(Dataset rows)
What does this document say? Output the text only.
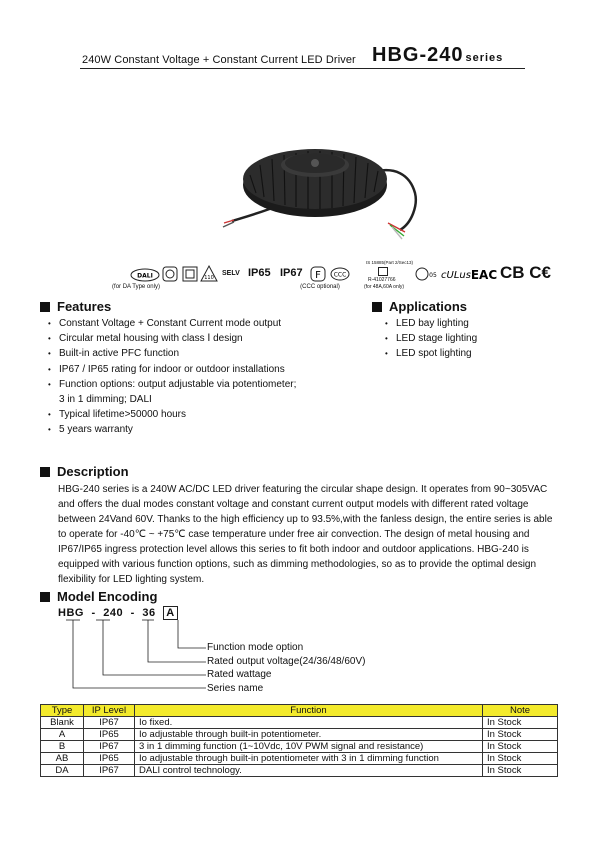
240W Constant Voltage + Constant Current LED Driver HBG-240 series
DALI
(for DA Type only)
110
SELV IP65 IP67 F CCC
(CCC optional)
IS 15885(Part 2/Sec13)
R-41027766
(for 48A,60A only)
05 cULus EAC CB C€
Features
• Constant Voltage + Constant Current mode output
• Circular metal housing with class Ⅰ design
• Built-in active PFC function
• IP67 / IP65 rating for indoor or outdoor installations
• Function options: output adjustable via potentiometer;
3 in 1 dimming; DALI
• Typical lifetime>50000 hours
• 5 years warranty
Applications
• LED bay lighting
• LED stage lighting
• LED spot lighting
Description
HBG-240 series is a 240W AC/DC LED driver featuring the circular shape design. It operates from 90~305VAC and offers the dual modes constant voltage and constant current output models with different rated voltage between 24Vand 60V. Thanks to the high efficiency up to 93.5%,with the fanless design, the entire series is able to operate for -40℃ ~ +75℃ case temperature under free air convection. The design of metal housing and IP67/IP65 ingress protection level allows this series to fit both indoor and outdoor applications. HBG-240 is equipped with various function options, such as dimming methodologies, so as to provide the optimal design flexibility for LED lighting system.
Model Encoding
HBG - 240 - 36 A
Function mode option
Rated output voltage(24/36/48/60V)
Rated wattage
Series name
Type	IP Level	Function	Note
Blank	IP67	Io fixed.	In Stock
A	IP65	Io adjustable through built-in potentiometer.	In Stock
B	IP67	3 in 1 dimming function (1~10Vdc, 10V PWM signal and resistance)	In Stock
AB	IP65	Io adjustable through built-in potentiometer with 3 in 1 dimming function	In Stock
DA	IP67	DALI control technology.	In Stock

[Prompt]:
Using the records above, list each line that includes "options".

[The answer]:
• Function options: output adjustable via potentiometer;
HBG-240 series is a 240W AC/DC LED driver featuring the circular shape design. It operates from 90~305VAC and offers the dual modes constant voltage and constant current output models with different rated voltage between 24Vand 60V. Thanks to the high efficiency up to 93.5%,with the fanless design, the entire series is able to operate for -40℃ ~ +75℃ case temperature under free air convection. The design of metal housing and IP67/IP65 ingress protection level allows this series to fit both indoor and outdoor applications. HBG-240 is equipped with various function options, such as dimming methodologies, so as to provide the optimal design flexibility for LED lighting system.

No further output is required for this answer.